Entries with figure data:
— Start —

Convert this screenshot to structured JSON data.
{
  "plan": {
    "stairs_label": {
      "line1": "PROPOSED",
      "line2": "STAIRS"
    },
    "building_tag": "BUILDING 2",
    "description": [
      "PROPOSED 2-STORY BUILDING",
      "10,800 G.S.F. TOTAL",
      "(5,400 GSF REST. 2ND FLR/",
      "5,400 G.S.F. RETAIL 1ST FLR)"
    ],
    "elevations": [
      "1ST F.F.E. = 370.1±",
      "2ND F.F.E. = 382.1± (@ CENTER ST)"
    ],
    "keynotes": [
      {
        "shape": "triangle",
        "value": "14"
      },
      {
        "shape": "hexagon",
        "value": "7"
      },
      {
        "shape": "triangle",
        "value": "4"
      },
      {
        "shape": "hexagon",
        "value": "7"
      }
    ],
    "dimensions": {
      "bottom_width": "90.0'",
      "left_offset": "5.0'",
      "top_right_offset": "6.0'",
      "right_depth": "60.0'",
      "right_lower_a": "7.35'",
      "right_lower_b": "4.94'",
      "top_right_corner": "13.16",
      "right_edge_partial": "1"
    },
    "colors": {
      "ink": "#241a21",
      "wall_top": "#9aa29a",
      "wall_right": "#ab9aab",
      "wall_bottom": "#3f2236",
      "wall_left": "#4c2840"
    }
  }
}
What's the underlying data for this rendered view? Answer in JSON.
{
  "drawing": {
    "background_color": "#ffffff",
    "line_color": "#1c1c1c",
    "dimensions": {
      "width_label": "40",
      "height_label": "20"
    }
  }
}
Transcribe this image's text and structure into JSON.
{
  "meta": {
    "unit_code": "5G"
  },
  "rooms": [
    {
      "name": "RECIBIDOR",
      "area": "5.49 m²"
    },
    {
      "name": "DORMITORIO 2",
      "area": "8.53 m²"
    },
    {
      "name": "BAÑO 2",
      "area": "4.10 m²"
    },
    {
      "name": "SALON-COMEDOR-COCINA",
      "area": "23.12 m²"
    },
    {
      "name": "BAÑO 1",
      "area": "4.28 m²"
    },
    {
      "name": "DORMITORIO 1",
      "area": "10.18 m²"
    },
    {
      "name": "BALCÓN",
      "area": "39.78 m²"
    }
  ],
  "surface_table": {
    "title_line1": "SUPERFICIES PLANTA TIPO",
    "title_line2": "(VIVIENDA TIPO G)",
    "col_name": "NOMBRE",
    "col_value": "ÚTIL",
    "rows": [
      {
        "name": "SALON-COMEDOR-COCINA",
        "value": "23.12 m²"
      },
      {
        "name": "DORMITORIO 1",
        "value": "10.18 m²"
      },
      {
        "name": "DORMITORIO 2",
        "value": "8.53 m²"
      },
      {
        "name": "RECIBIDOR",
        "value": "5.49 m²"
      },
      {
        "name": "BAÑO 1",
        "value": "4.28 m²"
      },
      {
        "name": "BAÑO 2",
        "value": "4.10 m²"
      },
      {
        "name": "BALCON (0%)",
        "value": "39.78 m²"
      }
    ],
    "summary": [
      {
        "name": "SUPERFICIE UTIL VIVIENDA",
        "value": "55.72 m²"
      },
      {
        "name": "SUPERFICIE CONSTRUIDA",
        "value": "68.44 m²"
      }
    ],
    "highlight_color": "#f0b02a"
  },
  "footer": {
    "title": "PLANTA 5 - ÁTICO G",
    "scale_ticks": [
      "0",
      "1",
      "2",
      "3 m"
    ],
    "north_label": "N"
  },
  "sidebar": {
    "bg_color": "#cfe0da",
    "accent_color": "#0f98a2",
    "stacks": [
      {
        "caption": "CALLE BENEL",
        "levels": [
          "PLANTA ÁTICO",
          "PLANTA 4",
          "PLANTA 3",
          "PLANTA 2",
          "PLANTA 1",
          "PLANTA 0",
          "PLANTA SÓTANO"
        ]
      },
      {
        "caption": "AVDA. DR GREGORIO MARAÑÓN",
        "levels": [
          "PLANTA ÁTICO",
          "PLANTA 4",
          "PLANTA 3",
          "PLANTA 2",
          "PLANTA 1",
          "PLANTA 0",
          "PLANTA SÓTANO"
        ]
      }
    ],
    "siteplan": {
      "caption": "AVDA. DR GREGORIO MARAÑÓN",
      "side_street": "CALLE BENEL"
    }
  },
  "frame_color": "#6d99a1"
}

— End —

◆ PROBLEM: Write out every record verbatim.

◆ FULL OUTPUT:
Convert this screenshot to structured JSON data.
{
  "plan": {
    "stairs_label": {
      "line1": "PROPOSED",
      "line2": "STAIRS"
    },
    "building_tag": "BUILDING 2",
    "description": [
      "PROPOSED 2-STORY BUILDING",
      "10,800 G.S.F. TOTAL",
      "(5,400 GSF REST. 2ND FLR/",
      "5,400 G.S.F. RETAIL 1ST FLR)"
    ],
    "elevations": [
      "1ST F.F.E. = 370.1±",
      "2ND F.F.E. = 382.1± (@ CENTER ST)"
    ],
    "keynotes": [
      {
        "shape": "triangle",
        "value": "14"
      },
      {
        "shape": "hexagon",
        "value": "7"
      },
      {
        "shape": "triangle",
        "value": "4"
      },
      {
        "shape": "hexagon",
        "value": "7"
      }
    ],
    "dimensions": {
      "bottom_width": "90.0'",
      "left_offset": "5.0'",
      "top_right_offset": "6.0'",
      "right_depth": "60.0'",
      "right_lower_a": "7.35'",
      "right_lower_b": "4.94'",
      "top_right_corner": "13.16",
      "right_edge_partial": "1"
    },
    "colors": {
      "ink": "#241a21",
      "wall_top": "#9aa29a",
      "wall_right": "#ab9aab",
      "wall_bottom": "#3f2236",
      "wall_left": "#4c2840"
    }
  }
}
What's the underlying data for this rendered view? Answer in JSON.
{
  "drawing": {
    "background_color": "#ffffff",
    "line_color": "#1c1c1c",
    "dimensions": {
      "width_label": "40",
      "height_label": "20"
    }
  }
}
Transcribe this image's text and structure into JSON.
{
  "meta": {
    "unit_code": "5G"
  },
  "rooms": [
    {
      "name": "RECIBIDOR",
      "area": "5.49 m²"
    },
    {
      "name": "DORMITORIO 2",
      "area": "8.53 m²"
    },
    {
      "name": "BAÑO 2",
      "area": "4.10 m²"
    },
    {
      "name": "SALON-COMEDOR-COCINA",
      "area": "23.12 m²"
    },
    {
      "name": "BAÑO 1",
      "area": "4.28 m²"
    },
    {
      "name": "DORMITORIO 1",
      "area": "10.18 m²"
    },
    {
      "name": "BALCÓN",
      "area": "39.78 m²"
    }
  ],
  "surface_table": {
    "title_line1": "SUPERFICIES PLANTA TIPO",
    "title_line2": "(VIVIENDA TIPO G)",
    "col_name": "NOMBRE",
    "col_value": "ÚTIL",
    "rows": [
      {
        "name": "SALON-COMEDOR-COCINA",
        "value": "23.12 m²"
      },
      {
        "name": "DORMITORIO 1",
        "value": "10.18 m²"
      },
      {
        "name": "DORMITORIO 2",
        "value": "8.53 m²"
      },
      {
        "name": "RECIBIDOR",
        "value": "5.49 m²"
      },
      {
        "name": "BAÑO 1",
        "value": "4.28 m²"
      },
      {
        "name": "BAÑO 2",
        "value": "4.10 m²"
      },
      {
        "name": "BALCON (0%)",
        "value": "39.78 m²"
      }
    ],
    "summary": [
      {
        "name": "SUPERFICIE UTIL VIVIENDA",
        "value": "55.72 m²"
      },
      {
        "name": "SUPERFICIE CONSTRUIDA",
        "value": "68.44 m²"
      }
    ],
    "highlight_color": "#f0b02a"
  },
  "footer": {
    "title": "PLANTA 5 - ÁTICO G",
    "scale_ticks": [
      "0",
      "1",
      "2",
      "3 m"
    ],
    "north_label": "N"
  },
  "sidebar": {
    "bg_color": "#cfe0da",
    "accent_color": "#0f98a2",
    "stacks": [
      {
        "caption": "CALLE BENEL",
        "levels": [
          "PLANTA ÁTICO",
          "PLANTA 4",
          "PLANTA 3",
          "PLANTA 2",
          "PLANTA 1",
          "PLANTA 0",
          "PLANTA SÓTANO"
        ]
      },
      {
        "caption": "AVDA. DR GREGORIO MARAÑÓN",
        "levels": [
          "PLANTA ÁTICO",
          "PLANTA 4",
          "PLANTA 3",
          "PLANTA 2",
          "PLANTA 1",
          "PLANTA 0",
          "PLANTA SÓTANO"
        ]
      }
    ],
    "siteplan": {
      "caption": "AVDA. DR GREGORIO MARAÑÓN",
      "side_street": "CALLE BENEL"
    }
  },
  "frame_color": "#6d99a1"
}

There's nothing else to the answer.